Provided data >>
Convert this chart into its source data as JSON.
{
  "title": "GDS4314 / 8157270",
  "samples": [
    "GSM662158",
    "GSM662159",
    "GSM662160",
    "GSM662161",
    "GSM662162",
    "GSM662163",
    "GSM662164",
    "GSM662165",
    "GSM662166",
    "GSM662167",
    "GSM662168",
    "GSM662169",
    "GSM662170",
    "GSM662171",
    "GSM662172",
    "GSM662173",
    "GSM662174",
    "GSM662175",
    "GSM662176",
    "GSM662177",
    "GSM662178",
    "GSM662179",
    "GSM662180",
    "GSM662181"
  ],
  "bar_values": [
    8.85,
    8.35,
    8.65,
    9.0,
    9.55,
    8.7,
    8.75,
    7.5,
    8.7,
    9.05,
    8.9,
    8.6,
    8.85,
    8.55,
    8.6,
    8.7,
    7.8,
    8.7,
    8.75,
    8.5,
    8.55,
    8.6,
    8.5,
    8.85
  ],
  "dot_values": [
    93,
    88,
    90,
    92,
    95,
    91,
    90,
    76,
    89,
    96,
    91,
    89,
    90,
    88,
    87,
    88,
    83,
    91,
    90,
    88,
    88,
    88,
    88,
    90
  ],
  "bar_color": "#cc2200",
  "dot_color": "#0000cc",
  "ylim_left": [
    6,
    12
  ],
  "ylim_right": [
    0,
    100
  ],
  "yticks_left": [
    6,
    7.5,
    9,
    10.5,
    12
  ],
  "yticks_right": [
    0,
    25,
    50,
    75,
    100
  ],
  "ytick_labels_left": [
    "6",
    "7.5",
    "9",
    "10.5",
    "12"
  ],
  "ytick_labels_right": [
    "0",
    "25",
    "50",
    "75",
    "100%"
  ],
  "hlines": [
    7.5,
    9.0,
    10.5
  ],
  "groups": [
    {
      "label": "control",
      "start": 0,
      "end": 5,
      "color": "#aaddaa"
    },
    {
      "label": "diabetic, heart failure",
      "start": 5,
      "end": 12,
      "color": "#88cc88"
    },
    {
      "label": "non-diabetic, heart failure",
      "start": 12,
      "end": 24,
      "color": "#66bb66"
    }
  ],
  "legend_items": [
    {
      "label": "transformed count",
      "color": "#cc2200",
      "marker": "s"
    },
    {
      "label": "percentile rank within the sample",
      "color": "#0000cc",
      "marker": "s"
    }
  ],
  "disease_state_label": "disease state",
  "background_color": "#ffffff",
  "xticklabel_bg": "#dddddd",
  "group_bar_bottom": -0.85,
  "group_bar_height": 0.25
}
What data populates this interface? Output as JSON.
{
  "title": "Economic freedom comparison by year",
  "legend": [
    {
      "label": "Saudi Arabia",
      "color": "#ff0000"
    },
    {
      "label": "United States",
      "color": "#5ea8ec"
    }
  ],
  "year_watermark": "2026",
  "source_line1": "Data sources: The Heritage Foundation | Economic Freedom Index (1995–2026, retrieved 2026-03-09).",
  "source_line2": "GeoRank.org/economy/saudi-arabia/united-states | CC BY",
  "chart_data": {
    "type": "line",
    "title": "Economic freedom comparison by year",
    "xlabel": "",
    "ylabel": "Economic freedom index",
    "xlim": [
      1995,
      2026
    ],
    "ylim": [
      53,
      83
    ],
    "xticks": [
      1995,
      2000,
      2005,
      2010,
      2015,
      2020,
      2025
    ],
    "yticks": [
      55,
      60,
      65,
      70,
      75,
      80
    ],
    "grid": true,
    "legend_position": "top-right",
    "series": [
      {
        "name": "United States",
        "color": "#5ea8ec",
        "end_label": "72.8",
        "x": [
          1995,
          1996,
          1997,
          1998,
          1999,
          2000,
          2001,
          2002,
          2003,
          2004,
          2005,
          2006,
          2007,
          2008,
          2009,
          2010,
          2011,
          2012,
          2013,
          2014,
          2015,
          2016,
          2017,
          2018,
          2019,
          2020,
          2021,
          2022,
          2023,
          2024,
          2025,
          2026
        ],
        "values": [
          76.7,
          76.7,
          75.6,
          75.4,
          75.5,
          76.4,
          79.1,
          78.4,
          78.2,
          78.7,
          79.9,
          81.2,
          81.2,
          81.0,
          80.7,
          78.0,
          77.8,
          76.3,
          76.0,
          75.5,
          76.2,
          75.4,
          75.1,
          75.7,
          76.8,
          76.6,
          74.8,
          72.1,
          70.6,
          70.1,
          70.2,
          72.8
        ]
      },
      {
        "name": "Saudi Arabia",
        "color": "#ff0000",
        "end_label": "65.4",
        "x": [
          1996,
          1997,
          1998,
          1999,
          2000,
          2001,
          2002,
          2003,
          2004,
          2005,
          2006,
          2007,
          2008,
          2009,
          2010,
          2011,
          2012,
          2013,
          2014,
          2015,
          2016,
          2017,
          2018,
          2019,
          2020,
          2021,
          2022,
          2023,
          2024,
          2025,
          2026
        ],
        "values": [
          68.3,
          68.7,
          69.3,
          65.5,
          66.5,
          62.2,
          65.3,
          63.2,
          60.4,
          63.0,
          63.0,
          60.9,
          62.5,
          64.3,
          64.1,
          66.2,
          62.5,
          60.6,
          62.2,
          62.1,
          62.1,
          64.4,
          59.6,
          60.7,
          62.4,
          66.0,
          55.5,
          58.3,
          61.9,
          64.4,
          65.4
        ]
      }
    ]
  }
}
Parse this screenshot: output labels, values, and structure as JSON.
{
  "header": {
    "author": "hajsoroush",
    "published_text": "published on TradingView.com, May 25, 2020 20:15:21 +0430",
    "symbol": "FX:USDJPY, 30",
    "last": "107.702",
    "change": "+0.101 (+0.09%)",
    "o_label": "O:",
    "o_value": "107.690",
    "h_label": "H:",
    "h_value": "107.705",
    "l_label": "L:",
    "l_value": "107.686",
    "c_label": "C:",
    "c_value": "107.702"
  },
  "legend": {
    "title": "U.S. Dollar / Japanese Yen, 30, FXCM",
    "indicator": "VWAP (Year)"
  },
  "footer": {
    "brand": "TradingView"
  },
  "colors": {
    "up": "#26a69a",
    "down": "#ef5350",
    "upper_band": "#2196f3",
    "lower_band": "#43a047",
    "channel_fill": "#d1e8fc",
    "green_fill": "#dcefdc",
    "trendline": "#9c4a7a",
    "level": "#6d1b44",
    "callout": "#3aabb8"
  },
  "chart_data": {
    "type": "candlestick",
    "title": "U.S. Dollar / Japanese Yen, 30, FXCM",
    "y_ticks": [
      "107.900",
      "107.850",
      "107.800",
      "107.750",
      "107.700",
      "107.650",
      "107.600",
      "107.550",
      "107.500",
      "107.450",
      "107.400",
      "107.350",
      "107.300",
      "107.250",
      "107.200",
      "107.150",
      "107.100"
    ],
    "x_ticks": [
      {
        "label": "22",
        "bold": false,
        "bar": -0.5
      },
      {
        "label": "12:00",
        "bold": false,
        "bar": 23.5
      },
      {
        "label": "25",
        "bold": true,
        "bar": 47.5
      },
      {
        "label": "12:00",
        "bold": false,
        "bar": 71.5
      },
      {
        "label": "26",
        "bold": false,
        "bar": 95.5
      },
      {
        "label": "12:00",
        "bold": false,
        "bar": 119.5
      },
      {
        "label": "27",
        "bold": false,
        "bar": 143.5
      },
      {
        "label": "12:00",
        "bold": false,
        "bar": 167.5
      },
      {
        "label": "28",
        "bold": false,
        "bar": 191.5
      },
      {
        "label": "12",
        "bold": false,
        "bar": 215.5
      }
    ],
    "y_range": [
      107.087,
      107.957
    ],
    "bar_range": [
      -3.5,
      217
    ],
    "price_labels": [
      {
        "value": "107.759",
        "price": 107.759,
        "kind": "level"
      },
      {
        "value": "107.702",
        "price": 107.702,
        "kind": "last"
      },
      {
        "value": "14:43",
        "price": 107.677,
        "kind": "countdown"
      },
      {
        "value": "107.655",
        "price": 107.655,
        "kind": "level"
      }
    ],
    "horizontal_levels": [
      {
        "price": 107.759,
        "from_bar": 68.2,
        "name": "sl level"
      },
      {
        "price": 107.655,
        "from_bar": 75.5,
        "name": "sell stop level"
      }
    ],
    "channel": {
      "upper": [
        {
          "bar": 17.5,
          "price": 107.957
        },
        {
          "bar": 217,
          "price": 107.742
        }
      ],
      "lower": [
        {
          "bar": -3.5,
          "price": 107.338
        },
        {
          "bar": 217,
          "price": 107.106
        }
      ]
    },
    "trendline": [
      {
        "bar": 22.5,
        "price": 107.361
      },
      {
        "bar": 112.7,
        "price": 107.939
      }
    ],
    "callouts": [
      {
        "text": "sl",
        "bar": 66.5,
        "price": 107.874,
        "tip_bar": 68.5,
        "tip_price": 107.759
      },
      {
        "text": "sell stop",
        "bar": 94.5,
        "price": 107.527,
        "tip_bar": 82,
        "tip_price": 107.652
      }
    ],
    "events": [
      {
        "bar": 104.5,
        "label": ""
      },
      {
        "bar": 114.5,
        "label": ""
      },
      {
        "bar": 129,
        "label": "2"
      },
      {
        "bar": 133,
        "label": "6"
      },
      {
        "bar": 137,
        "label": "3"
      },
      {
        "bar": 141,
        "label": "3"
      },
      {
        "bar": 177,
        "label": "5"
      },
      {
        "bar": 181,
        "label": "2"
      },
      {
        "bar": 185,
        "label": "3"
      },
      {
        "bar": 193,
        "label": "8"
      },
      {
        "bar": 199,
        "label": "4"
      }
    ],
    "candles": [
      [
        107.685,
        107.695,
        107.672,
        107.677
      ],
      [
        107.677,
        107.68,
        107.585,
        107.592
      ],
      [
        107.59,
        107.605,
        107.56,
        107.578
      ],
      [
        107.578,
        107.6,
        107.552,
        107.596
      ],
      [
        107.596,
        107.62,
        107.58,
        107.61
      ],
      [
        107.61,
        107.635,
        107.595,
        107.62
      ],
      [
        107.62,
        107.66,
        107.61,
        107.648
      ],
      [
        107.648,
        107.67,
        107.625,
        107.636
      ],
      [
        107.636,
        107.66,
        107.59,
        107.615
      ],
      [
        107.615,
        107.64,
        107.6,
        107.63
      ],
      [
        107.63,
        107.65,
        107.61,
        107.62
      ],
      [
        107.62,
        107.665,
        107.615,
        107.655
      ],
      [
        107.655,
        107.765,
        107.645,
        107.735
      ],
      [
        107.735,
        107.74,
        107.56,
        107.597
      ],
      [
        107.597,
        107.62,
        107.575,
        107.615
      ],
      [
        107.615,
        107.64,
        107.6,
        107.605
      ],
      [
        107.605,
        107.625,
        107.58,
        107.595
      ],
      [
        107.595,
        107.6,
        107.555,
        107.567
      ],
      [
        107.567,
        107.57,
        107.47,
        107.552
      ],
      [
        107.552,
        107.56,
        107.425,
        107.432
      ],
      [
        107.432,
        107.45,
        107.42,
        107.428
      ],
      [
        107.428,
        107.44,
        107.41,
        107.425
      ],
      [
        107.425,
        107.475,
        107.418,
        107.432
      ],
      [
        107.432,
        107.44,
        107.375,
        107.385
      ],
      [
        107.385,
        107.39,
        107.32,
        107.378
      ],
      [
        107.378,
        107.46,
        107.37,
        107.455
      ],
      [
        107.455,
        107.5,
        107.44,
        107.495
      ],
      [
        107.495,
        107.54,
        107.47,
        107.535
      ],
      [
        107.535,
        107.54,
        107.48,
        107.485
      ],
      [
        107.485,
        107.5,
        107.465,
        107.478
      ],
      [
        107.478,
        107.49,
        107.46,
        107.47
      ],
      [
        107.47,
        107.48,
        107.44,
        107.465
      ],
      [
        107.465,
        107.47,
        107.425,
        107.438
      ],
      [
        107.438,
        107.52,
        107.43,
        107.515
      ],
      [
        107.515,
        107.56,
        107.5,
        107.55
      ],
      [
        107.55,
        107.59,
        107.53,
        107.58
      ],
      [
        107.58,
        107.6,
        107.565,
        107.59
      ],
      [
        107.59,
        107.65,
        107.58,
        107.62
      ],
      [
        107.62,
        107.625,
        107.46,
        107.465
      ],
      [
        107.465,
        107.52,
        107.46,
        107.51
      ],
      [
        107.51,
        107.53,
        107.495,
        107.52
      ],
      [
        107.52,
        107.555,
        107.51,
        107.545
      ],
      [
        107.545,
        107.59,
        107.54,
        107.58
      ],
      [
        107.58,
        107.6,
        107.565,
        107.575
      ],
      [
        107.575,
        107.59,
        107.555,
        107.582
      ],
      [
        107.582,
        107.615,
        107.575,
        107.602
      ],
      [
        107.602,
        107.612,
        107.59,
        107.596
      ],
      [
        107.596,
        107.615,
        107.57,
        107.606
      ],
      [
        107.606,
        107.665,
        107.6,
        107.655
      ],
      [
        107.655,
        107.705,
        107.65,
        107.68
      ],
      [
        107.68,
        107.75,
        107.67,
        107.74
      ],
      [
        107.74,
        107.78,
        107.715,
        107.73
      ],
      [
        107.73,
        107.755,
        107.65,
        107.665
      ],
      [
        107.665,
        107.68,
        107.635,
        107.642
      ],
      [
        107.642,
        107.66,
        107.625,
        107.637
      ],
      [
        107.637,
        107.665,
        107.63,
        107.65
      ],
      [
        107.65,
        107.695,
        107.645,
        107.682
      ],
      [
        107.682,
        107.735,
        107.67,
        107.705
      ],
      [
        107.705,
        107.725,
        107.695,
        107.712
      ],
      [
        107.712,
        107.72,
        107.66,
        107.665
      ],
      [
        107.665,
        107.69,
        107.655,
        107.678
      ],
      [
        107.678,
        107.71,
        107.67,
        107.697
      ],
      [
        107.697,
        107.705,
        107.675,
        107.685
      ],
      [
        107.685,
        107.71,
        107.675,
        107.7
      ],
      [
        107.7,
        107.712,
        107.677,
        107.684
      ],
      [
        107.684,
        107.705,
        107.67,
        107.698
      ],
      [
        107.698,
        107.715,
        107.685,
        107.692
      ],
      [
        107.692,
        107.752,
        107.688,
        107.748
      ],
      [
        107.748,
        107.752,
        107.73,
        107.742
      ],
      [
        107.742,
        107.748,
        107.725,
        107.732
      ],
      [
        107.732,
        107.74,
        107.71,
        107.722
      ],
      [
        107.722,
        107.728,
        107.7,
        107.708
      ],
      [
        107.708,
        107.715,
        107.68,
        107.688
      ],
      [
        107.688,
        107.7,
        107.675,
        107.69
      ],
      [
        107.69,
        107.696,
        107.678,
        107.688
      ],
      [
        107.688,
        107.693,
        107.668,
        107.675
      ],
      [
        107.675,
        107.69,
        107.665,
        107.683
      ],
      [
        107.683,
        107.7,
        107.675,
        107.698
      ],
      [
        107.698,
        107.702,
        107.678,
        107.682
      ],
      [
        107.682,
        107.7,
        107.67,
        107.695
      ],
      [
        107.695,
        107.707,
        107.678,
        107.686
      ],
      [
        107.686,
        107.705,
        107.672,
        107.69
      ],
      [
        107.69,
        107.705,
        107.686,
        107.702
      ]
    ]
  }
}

Problem to work on >>
Show all lines above holding "TradingView".

Full solution >>
    "published_text": "published on TradingView.com, May 25, 2020 20:15:21 +0430",
    "brand": "TradingView"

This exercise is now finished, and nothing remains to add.